Instruction:
Using the data below, gather each line that includes the word "thoroughly".

Data supplied:

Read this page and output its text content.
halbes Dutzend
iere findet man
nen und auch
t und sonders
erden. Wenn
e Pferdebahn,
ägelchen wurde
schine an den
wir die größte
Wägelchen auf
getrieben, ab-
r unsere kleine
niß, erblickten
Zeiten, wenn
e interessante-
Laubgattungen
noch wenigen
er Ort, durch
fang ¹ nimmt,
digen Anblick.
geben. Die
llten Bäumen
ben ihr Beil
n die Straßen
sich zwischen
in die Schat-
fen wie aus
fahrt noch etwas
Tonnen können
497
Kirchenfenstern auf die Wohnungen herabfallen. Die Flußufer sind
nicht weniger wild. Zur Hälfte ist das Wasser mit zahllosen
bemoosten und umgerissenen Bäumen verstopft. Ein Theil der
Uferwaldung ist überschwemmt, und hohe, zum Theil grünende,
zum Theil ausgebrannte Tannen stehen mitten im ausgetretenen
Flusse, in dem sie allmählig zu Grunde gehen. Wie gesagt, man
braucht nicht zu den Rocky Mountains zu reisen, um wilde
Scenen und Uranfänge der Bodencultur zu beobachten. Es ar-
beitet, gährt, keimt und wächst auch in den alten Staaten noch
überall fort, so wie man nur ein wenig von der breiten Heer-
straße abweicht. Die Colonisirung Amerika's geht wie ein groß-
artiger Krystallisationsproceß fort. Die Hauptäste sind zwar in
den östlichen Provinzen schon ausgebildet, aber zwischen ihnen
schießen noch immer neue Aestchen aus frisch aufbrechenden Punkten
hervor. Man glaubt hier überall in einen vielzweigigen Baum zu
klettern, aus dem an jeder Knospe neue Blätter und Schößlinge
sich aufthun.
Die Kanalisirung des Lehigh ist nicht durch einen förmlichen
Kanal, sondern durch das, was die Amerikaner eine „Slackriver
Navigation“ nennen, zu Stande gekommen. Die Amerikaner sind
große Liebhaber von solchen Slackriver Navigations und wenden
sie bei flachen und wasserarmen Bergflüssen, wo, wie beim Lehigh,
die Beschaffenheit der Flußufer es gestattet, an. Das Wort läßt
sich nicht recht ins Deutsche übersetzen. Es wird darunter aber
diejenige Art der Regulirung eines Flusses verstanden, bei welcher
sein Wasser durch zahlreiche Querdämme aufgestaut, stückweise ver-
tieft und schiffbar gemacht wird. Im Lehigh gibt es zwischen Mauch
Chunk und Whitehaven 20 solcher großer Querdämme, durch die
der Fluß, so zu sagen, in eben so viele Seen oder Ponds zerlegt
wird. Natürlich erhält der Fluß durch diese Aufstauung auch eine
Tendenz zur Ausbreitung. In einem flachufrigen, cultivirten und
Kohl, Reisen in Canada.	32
...
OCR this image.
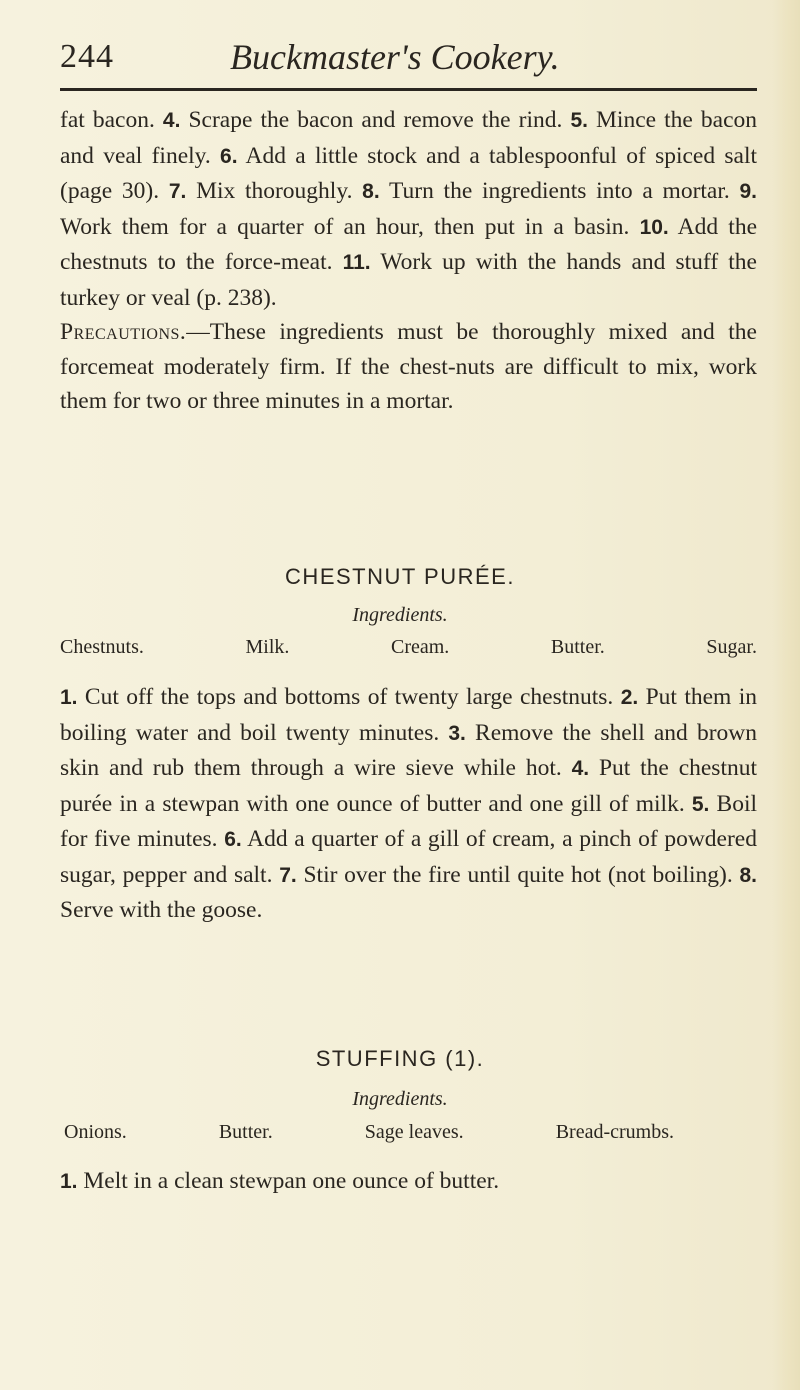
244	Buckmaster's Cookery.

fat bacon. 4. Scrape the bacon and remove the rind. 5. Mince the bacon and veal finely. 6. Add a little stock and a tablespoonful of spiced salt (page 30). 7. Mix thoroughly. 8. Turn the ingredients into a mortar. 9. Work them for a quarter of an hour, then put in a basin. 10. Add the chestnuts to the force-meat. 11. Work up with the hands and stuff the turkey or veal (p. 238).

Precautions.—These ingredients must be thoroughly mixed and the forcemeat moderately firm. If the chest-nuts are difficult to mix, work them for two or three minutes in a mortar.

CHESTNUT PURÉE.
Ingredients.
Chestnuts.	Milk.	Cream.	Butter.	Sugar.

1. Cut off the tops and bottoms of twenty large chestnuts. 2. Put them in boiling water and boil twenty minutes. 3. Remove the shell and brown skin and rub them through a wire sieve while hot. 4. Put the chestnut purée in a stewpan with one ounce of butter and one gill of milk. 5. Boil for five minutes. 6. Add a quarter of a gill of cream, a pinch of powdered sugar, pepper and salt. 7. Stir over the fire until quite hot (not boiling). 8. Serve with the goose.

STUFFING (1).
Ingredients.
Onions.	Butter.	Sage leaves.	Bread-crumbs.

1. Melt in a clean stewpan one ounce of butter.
...
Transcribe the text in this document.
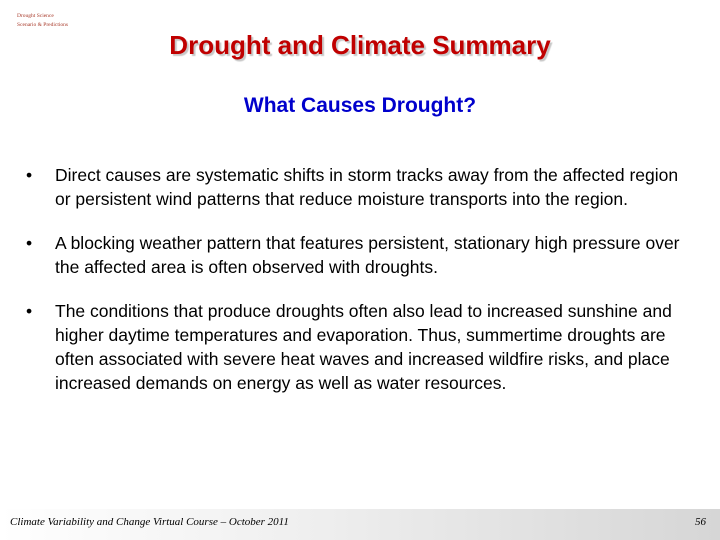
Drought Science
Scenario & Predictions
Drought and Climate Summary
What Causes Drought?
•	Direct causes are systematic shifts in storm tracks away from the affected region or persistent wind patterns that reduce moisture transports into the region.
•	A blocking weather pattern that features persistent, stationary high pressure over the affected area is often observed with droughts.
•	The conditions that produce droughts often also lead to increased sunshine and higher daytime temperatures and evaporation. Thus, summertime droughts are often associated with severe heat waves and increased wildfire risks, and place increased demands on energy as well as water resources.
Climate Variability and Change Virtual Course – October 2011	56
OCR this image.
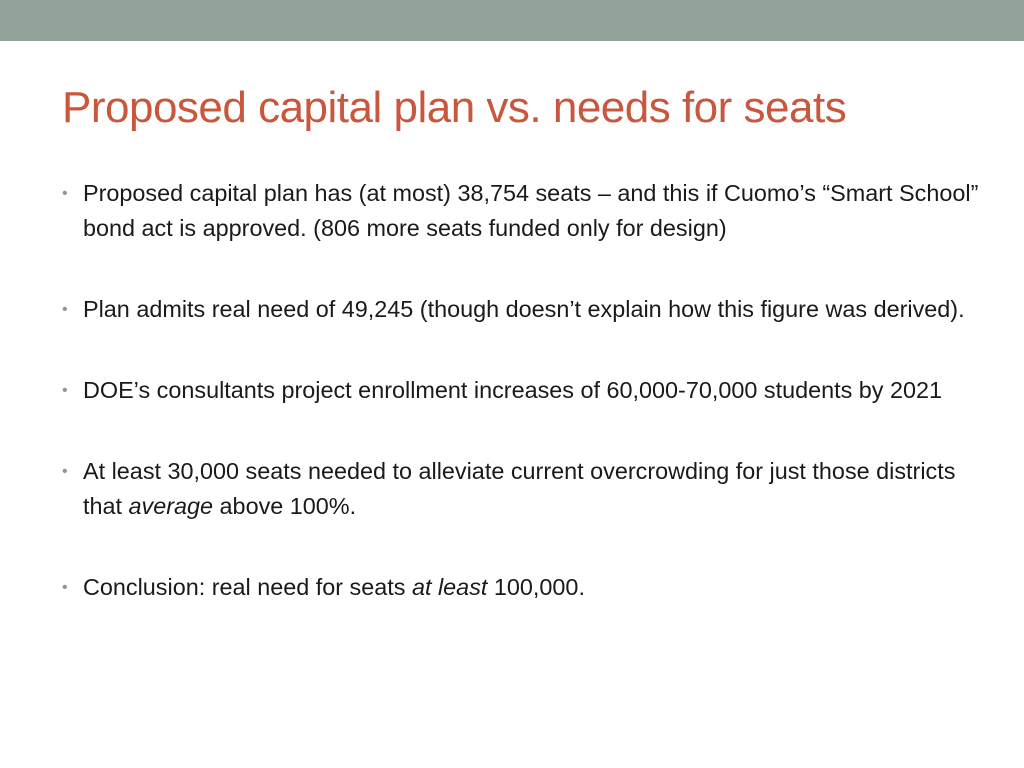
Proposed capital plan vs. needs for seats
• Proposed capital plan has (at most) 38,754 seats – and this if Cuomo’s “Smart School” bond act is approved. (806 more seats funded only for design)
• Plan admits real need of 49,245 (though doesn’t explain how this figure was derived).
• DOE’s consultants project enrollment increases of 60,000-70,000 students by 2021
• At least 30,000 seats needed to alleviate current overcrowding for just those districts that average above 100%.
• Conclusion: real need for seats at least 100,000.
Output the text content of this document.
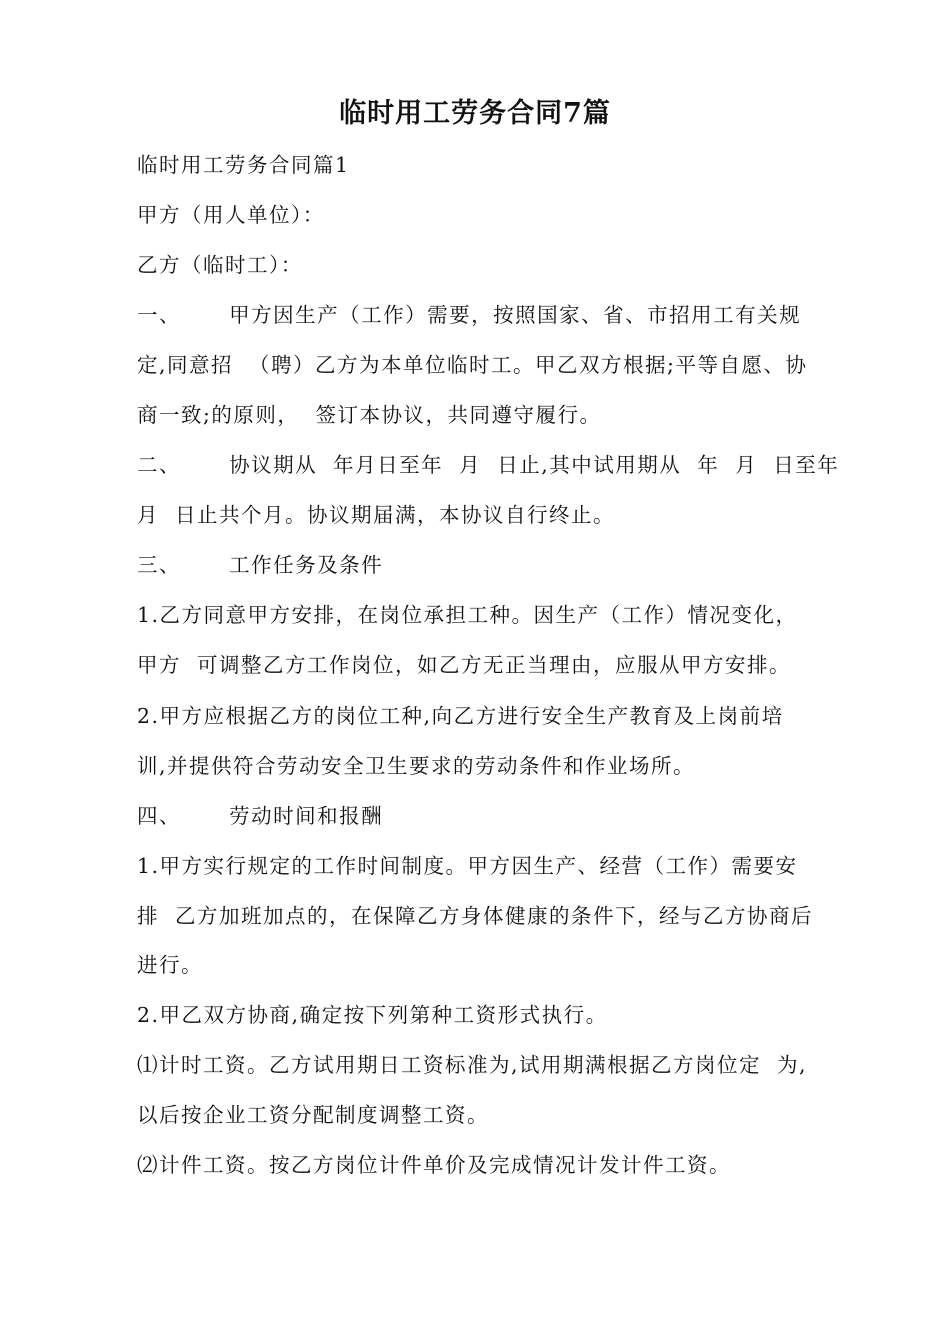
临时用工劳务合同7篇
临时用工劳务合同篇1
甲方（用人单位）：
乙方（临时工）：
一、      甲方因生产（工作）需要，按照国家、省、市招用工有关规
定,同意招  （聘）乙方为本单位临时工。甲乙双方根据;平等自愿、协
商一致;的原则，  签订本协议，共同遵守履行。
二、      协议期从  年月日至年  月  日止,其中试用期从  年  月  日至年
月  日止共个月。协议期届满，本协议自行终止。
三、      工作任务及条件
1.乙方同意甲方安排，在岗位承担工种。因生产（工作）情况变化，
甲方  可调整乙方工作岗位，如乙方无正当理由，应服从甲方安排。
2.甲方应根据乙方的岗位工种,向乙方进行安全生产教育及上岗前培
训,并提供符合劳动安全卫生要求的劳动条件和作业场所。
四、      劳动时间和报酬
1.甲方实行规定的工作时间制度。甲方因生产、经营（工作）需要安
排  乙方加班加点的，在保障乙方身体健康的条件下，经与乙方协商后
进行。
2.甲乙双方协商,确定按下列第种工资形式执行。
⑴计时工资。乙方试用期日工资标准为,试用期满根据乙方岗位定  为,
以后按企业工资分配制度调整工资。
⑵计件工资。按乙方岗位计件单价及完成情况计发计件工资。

Written solution:
fat bacon. 4. Scrape the bacon and remove the rind. 5. Mince the bacon and veal finely. 6. Add a little stock and a tablespoonful of spiced salt (page 30). 7. Mix thoroughly. 8. Turn the ingredients into a mortar. 9. Work them for a quarter of an hour, then put in a basin. 10. Add the chestnuts to the force-meat. 11. Work up with the hands and stuff the turkey or veal (p. 238).
Precautions.—These ingredients must be thoroughly mixed and the forcemeat moderately firm. If the chest-nuts are difficult to mix, work them for two or three minutes in a mortar.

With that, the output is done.